#### Entries from a visual dataset
—————

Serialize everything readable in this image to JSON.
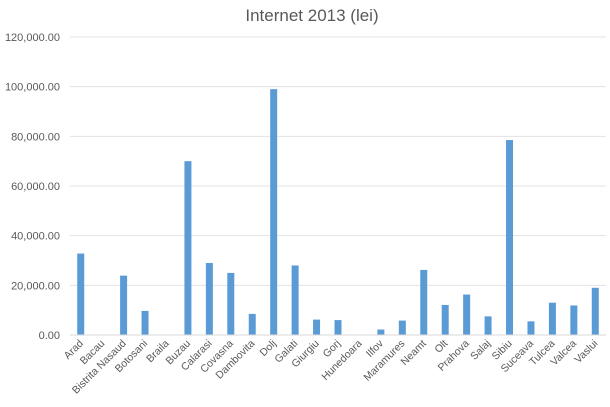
{
  "chart_data": {
    "type": "bar",
    "title": "Internet 2013 (lei)",
    "xlabel": "",
    "ylabel": "",
    "ylim": [
      0,
      120000
    ],
    "y_ticks": [
      "0.00",
      "20,000.00",
      "40,000.00",
      "60,000.00",
      "80,000.00",
      "100,000.00",
      "120,000.00"
    ],
    "y_tick_values": [
      0,
      20000,
      40000,
      60000,
      80000,
      100000,
      120000
    ],
    "grid": true,
    "legend": "none",
    "bar_color": "#5b9bd5",
    "categories": [
      "Arad",
      "Bacau",
      "Bistrita Nasaud",
      "Botosani",
      "Braila",
      "Buzau",
      "Calarasi",
      "Covasna",
      "Dambovita",
      "Dolj",
      "Galati",
      "Giurgiu",
      "Gorj",
      "Hunedoara",
      "Ilfov",
      "Maramures",
      "Neamt",
      "Olt",
      "Prahova",
      "Salaj",
      "Sibiu",
      "Suceava",
      "Tulcea",
      "Valcea",
      "Vaslui"
    ],
    "values": [
      32800,
      0,
      23900,
      9700,
      0,
      70000,
      29000,
      25000,
      8500,
      99000,
      28000,
      6200,
      6000,
      0,
      2200,
      5800,
      26200,
      12100,
      16300,
      7500,
      78500,
      5500,
      13000,
      11900,
      19000
    ]
  }
}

—————

#### DIRECTIVE
Omit each picture, then return all of the listing exactly as it stands.

#### FINAL RESULT
Serialize everything readable in this image to JSON.
{
  "chart_data": {
    "type": "bar",
    "title": "Internet 2013 (lei)",
    "xlabel": "",
    "ylabel": "",
    "ylim": [
      0,
      120000
    ],
    "y_ticks": [
      "0.00",
      "20,000.00",
      "40,000.00",
      "60,000.00",
      "80,000.00",
      "100,000.00",
      "120,000.00"
    ],
    "y_tick_values": [
      0,
      20000,
      40000,
      60000,
      80000,
      100000,
      120000
    ],
    "grid": true,
    "legend": "none",
    "bar_color": "#5b9bd5",
    "categories": [
      "Arad",
      "Bacau",
      "Bistrita Nasaud",
      "Botosani",
      "Braila",
      "Buzau",
      "Calarasi",
      "Covasna",
      "Dambovita",
      "Dolj",
      "Galati",
      "Giurgiu",
      "Gorj",
      "Hunedoara",
      "Ilfov",
      "Maramures",
      "Neamt",
      "Olt",
      "Prahova",
      "Salaj",
      "Sibiu",
      "Suceava",
      "Tulcea",
      "Valcea",
      "Vaslui"
    ],
    "values": [
      32800,
      0,
      23900,
      9700,
      0,
      70000,
      29000,
      25000,
      8500,
      99000,
      28000,
      6200,
      6000,
      0,
      2200,
      5800,
      26200,
      12100,
      16300,
      7500,
      78500,
      5500,
      13000,
      11900,
      19000
    ]
  }
}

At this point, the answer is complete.